⟨

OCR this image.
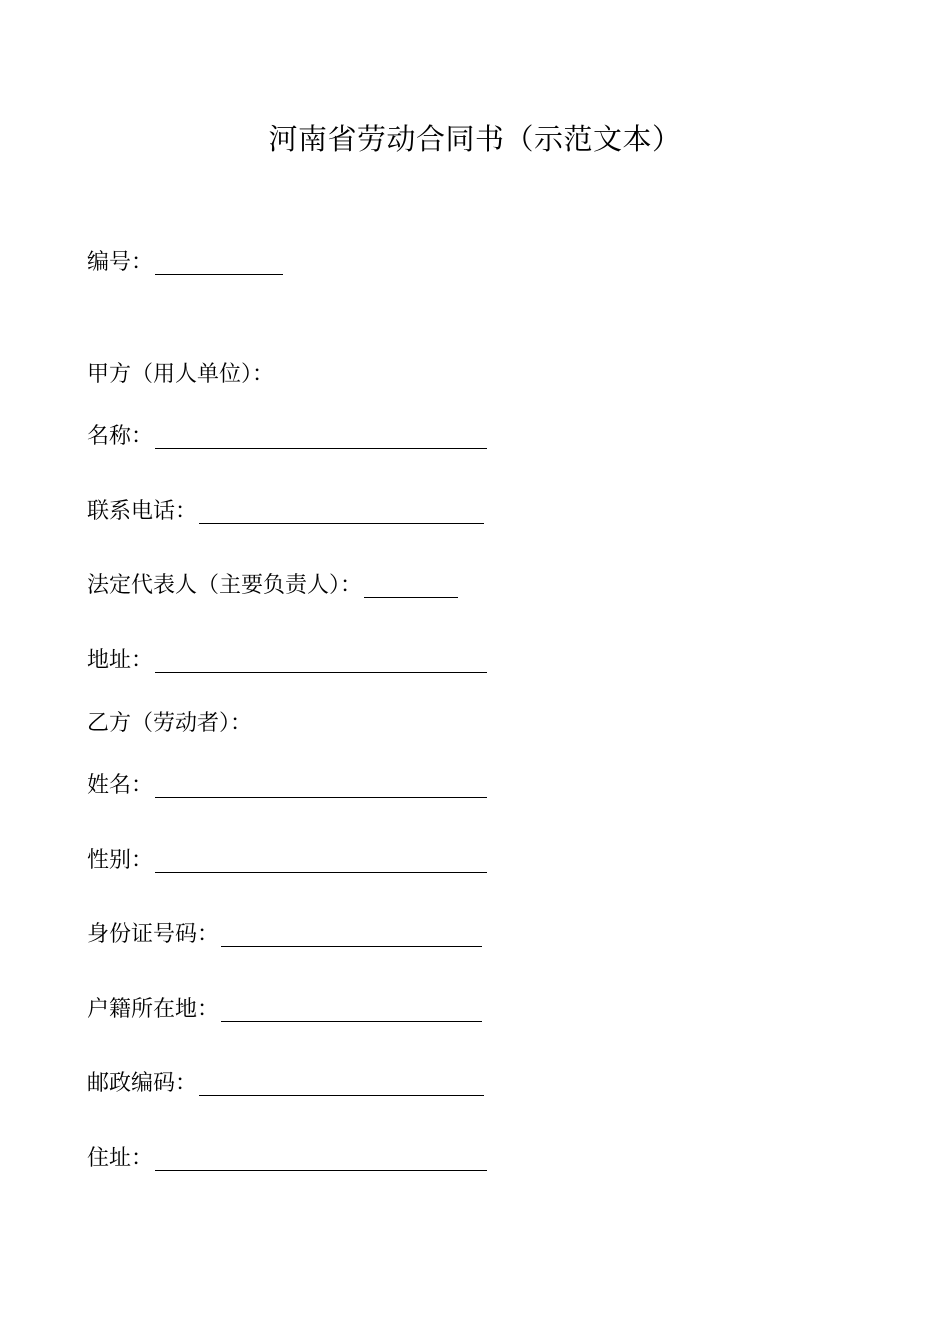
河南省劳动合同书（示范文本）
编号：
甲方（用人单位）：
名称：
联系电话：
法定代表人（主要负责人）：
地址：
乙方（劳动者）：
姓名：
性别：
身份证号码：
户籍所在地：
邮政编码：
住址：
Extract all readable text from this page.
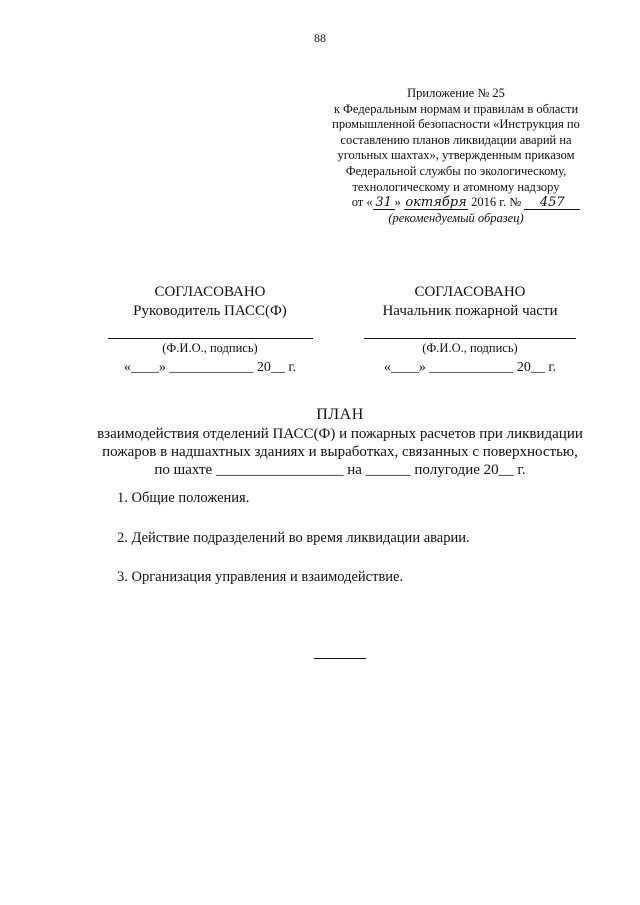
88
Приложение № 25
к Федеральным нормам и правилам в области
промышленной безопасности «Инструкция по
составлению планов ликвидации аварий на
угольных шахтах», утвержденным приказом
Федеральной службы по экологическому,
технологическому и атомному надзору
от « 31 » октября 2016 г. № 457
(рекомендуемый образец)
СОГЛАСОВАНО
Руководитель ПАСС(Ф)
(Ф.И.О., подпись)
«____» ____________ 20__ г.
СОГЛАСОВАНО
Начальник пожарной части
(Ф.И.О., подпись)
«____» ____________ 20__ г.
ПЛАН
взаимодействия отделений ПАСС(Ф) и пожарных расчетов при ликвидации
пожаров в надшахтных зданиях и выработках, связанных с поверхностью,
по шахте _________________ на ______ полугодие 20__ г.
1. Общие положения.
2. Действие подразделений во время ликвидации аварии.
3. Организация управления и взаимодействие.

⟩

#### To be done:
Take the listing above and restate it word for word, without its pictures.

#### Response to the task:
OCR this image.
河南省劳动合同书（示范文本）
编号：
甲方（用人单位）：
名称：
联系电话：
法定代表人（主要负责人）：
地址：
乙方（劳动者）：
姓名：
性别：
身份证号码：
户籍所在地：
邮政编码：
住址：
Extract all readable text from this page.
88
Приложение № 25
к Федеральным нормам и правилам в области
промышленной безопасности «Инструкция по
составлению планов ликвидации аварий на
угольных шахтах», утвержденным приказом
Федеральной службы по экологическому,
технологическому и атомному надзору
от « 31 » октября 2016 г. № 457
(рекомендуемый образец)
СОГЛАСОВАНО
Руководитель ПАСС(Ф)
(Ф.И.О., подпись)
«____» ____________ 20__ г.
СОГЛАСОВАНО
Начальник пожарной части
(Ф.И.О., подпись)
«____» ____________ 20__ г.
ПЛАН
взаимодействия отделений ПАСС(Ф) и пожарных расчетов при ликвидации
пожаров в надшахтных зданиях и выработках, связанных с поверхностью,
по шахте _________________ на ______ полугодие 20__ г.
1. Общие положения.
2. Действие подразделений во время ликвидации аварии.
3. Организация управления и взаимодействие.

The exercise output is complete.